::: RECORD EXCERPTS

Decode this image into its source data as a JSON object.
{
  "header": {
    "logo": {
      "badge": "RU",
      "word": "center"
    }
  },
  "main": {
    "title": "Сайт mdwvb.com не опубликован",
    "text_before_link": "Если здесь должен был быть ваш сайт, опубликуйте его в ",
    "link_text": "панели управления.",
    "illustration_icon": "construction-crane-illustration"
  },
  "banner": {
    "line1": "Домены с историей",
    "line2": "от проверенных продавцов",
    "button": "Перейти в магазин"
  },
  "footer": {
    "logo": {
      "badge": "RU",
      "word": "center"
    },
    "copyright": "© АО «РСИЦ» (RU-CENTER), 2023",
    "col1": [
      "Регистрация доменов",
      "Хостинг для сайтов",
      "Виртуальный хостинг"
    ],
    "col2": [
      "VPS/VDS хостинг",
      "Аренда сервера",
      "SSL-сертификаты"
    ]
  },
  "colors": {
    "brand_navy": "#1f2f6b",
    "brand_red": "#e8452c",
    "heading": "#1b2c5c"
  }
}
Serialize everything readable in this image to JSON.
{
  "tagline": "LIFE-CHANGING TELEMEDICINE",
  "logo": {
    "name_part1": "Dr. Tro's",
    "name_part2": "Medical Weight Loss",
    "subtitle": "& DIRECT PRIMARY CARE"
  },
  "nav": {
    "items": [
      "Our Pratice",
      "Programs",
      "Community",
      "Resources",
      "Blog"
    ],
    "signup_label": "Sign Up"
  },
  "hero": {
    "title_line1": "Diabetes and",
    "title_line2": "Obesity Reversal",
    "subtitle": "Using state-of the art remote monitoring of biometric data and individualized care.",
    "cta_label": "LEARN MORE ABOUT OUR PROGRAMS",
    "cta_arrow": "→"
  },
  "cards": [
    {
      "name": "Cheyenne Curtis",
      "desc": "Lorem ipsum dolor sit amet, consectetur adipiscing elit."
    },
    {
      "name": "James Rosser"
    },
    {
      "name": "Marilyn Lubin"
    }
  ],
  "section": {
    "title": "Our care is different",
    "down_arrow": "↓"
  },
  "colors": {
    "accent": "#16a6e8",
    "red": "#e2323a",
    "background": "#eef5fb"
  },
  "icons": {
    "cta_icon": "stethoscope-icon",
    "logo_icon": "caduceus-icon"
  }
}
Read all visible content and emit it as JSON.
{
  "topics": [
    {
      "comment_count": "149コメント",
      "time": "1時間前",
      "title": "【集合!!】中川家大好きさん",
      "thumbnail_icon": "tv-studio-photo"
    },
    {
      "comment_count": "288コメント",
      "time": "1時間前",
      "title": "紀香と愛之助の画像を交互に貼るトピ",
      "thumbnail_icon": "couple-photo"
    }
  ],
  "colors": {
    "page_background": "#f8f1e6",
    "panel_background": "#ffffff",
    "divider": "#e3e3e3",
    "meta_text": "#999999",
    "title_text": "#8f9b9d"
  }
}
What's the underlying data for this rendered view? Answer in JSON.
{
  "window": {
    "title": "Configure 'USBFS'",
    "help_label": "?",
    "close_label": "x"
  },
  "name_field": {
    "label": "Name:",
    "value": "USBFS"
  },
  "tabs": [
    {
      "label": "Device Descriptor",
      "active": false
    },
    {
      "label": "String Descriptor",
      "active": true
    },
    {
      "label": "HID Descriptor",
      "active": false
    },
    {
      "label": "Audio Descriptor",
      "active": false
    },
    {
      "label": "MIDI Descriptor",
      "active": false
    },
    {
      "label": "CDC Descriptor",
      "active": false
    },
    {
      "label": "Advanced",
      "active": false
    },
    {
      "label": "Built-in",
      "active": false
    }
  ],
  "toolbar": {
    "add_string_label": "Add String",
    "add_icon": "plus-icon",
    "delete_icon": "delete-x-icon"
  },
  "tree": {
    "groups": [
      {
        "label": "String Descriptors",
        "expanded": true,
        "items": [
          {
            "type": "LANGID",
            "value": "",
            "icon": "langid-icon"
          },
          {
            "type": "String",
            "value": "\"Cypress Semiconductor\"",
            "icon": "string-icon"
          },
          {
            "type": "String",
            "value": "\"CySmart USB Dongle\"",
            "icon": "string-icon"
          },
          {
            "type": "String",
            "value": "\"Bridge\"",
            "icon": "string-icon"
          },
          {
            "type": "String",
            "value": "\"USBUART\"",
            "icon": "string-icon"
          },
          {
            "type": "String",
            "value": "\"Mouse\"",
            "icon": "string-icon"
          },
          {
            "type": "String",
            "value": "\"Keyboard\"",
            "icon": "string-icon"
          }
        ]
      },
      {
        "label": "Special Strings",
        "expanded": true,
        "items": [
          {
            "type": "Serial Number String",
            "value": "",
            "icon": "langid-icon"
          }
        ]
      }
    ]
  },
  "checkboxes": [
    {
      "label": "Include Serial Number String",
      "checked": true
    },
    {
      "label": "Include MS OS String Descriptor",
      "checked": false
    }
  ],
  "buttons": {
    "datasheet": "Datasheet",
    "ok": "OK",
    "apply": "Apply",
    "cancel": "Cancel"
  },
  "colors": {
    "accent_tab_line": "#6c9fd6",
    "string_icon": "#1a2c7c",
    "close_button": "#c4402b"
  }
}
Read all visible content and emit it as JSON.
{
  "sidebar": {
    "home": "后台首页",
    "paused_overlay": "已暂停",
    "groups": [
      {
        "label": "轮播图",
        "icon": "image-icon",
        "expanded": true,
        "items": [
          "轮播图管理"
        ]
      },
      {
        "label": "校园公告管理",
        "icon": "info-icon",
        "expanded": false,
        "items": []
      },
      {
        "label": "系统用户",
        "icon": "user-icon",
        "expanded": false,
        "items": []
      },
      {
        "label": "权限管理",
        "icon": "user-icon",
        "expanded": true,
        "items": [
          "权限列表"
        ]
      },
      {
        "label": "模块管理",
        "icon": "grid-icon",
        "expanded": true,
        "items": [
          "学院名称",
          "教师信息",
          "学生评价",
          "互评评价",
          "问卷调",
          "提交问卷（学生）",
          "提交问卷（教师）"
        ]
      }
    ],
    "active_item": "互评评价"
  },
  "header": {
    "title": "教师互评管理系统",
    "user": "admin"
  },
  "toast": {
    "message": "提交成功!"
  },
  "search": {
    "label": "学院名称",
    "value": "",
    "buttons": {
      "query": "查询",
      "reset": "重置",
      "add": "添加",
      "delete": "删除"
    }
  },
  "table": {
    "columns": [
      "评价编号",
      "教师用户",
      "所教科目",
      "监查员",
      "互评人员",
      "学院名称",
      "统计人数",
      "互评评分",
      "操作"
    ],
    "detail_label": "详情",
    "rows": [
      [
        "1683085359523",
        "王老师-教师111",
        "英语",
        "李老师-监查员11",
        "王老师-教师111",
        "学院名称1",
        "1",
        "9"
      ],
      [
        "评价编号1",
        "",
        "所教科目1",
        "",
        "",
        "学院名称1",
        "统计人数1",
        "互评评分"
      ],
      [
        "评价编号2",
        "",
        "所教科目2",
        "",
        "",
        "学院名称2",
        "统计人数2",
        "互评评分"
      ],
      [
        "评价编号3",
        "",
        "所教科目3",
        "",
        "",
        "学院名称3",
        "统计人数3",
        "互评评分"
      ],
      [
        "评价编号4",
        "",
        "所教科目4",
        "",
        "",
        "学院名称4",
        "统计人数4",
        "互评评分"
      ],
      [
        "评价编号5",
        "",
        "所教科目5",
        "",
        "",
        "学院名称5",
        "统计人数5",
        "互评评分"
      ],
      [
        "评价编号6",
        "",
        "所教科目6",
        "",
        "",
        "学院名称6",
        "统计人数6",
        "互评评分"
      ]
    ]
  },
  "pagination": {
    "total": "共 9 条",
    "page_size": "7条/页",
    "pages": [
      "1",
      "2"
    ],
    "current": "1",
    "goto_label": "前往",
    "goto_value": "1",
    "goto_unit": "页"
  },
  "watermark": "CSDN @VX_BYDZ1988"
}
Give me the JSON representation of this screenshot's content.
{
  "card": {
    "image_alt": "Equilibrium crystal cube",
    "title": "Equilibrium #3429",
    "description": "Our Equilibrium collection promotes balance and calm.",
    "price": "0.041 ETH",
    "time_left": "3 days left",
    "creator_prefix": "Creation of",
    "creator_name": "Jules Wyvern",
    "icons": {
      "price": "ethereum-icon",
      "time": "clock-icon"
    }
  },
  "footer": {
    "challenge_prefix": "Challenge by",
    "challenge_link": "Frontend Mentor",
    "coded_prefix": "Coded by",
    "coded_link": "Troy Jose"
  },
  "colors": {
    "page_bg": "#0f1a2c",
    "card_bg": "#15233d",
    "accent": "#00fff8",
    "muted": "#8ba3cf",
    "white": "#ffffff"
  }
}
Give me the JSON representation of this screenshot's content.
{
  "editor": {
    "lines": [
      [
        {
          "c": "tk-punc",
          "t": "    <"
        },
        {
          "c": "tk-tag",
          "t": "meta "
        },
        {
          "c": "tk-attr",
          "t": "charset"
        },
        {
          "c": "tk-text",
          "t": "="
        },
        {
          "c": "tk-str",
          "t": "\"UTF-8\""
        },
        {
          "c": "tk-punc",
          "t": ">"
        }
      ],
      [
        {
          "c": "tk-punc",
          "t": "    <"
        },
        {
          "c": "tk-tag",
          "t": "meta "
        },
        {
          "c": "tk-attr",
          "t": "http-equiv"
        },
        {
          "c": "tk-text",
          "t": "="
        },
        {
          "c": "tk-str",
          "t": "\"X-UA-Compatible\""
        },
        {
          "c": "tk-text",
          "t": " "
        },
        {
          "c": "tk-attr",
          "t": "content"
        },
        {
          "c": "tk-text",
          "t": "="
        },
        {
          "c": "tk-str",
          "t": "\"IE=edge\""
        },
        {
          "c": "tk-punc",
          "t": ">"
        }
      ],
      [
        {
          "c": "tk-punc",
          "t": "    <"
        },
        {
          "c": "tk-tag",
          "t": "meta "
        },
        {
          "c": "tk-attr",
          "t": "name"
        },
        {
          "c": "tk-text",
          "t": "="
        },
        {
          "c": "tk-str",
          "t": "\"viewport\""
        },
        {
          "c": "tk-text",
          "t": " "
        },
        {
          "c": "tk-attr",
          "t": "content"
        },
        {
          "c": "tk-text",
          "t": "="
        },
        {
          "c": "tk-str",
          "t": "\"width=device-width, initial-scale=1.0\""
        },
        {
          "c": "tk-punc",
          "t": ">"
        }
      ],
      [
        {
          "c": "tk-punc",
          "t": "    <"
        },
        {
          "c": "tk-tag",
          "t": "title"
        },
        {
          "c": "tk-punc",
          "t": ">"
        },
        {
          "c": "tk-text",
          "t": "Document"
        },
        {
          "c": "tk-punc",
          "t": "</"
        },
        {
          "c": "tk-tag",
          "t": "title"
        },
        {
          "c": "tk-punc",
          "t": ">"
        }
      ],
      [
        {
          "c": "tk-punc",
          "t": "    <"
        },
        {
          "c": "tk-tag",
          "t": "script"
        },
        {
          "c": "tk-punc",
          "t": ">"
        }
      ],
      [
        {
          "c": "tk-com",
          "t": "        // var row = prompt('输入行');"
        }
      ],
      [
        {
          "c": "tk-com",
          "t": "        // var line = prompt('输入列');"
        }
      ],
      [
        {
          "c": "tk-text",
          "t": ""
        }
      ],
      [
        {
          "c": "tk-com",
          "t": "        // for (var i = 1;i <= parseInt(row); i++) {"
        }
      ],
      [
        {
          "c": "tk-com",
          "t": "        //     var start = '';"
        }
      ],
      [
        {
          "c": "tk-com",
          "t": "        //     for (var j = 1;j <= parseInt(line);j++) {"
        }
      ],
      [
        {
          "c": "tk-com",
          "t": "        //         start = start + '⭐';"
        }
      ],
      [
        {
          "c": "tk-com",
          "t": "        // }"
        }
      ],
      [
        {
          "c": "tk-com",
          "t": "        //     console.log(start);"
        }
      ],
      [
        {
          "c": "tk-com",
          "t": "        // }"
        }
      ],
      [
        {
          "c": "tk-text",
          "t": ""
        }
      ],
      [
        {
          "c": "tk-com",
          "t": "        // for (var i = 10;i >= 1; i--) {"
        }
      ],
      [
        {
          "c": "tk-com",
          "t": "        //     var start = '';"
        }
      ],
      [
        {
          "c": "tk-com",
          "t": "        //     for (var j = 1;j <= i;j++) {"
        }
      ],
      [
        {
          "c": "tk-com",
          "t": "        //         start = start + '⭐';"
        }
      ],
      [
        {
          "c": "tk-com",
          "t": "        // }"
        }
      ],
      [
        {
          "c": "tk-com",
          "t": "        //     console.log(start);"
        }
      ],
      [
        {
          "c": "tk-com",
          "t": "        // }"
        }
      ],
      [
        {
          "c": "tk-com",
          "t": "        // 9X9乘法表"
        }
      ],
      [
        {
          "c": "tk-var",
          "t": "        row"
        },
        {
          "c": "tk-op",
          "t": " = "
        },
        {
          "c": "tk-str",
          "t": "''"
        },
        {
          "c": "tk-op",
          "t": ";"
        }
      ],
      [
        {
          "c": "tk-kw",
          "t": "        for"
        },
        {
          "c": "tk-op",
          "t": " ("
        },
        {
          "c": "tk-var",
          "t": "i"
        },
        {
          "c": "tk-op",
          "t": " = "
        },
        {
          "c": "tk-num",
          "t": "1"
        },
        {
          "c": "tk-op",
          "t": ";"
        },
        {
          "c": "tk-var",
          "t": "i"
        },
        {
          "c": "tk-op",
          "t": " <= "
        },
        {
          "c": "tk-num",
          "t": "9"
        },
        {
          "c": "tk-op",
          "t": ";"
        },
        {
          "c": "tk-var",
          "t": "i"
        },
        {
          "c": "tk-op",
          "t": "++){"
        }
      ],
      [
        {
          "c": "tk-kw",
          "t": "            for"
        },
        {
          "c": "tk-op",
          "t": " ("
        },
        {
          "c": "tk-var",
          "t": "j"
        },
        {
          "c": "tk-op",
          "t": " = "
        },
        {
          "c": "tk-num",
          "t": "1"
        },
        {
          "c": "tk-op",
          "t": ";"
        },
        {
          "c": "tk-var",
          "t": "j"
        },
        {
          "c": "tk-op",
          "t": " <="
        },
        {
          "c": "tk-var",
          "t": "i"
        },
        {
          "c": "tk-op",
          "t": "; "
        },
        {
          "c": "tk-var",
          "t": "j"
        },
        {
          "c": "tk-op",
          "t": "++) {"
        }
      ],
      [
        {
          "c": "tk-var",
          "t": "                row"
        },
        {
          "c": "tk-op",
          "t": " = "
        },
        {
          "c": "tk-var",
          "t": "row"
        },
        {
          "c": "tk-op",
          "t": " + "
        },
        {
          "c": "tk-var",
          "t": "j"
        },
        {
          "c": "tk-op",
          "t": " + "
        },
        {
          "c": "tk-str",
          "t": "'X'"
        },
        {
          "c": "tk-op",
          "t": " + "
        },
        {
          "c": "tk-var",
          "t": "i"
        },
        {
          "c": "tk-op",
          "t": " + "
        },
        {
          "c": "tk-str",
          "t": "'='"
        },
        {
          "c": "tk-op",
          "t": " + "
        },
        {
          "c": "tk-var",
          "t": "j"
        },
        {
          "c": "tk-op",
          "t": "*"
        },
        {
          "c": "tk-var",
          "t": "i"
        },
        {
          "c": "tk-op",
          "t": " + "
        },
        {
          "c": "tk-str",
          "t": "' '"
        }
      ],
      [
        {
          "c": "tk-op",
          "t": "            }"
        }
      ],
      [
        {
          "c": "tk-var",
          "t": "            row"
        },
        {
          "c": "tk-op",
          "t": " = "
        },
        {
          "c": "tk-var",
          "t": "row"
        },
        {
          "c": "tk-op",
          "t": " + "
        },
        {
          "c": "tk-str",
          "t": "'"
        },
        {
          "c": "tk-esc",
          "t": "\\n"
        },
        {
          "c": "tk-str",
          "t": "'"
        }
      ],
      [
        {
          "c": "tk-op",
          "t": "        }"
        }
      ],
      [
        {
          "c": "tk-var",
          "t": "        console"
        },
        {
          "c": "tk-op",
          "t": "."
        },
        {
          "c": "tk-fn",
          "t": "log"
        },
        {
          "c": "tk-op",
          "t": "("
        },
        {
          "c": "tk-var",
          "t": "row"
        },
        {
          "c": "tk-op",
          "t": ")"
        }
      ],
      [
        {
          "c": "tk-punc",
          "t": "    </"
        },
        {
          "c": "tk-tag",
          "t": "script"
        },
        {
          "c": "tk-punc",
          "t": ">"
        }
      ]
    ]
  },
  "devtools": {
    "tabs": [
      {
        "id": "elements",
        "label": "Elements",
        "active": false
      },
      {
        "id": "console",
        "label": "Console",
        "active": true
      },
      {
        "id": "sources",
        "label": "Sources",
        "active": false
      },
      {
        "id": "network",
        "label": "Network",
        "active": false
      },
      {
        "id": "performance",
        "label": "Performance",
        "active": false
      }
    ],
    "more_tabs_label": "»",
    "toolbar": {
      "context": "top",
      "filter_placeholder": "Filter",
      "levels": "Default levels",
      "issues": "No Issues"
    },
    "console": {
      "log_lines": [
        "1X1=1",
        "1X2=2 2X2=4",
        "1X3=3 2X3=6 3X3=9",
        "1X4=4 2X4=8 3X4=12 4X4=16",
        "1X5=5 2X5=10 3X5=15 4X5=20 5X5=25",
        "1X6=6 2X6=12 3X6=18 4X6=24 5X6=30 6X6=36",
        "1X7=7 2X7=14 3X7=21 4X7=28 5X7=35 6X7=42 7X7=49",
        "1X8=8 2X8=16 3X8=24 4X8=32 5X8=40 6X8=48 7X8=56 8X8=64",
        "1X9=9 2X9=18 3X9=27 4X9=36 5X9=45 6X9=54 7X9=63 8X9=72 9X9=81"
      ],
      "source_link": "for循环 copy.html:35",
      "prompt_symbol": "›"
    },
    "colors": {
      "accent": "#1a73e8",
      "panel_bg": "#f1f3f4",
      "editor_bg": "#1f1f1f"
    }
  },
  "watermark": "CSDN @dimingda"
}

::::::

In the records above, locate the lines holding the word "parseInt". Copy each of them.

          "t": "        // for (var i = 1;i <= parseInt(row); i++) {"
          "t": "        //     for (var j = 1;j <= parseInt(line);j++) {"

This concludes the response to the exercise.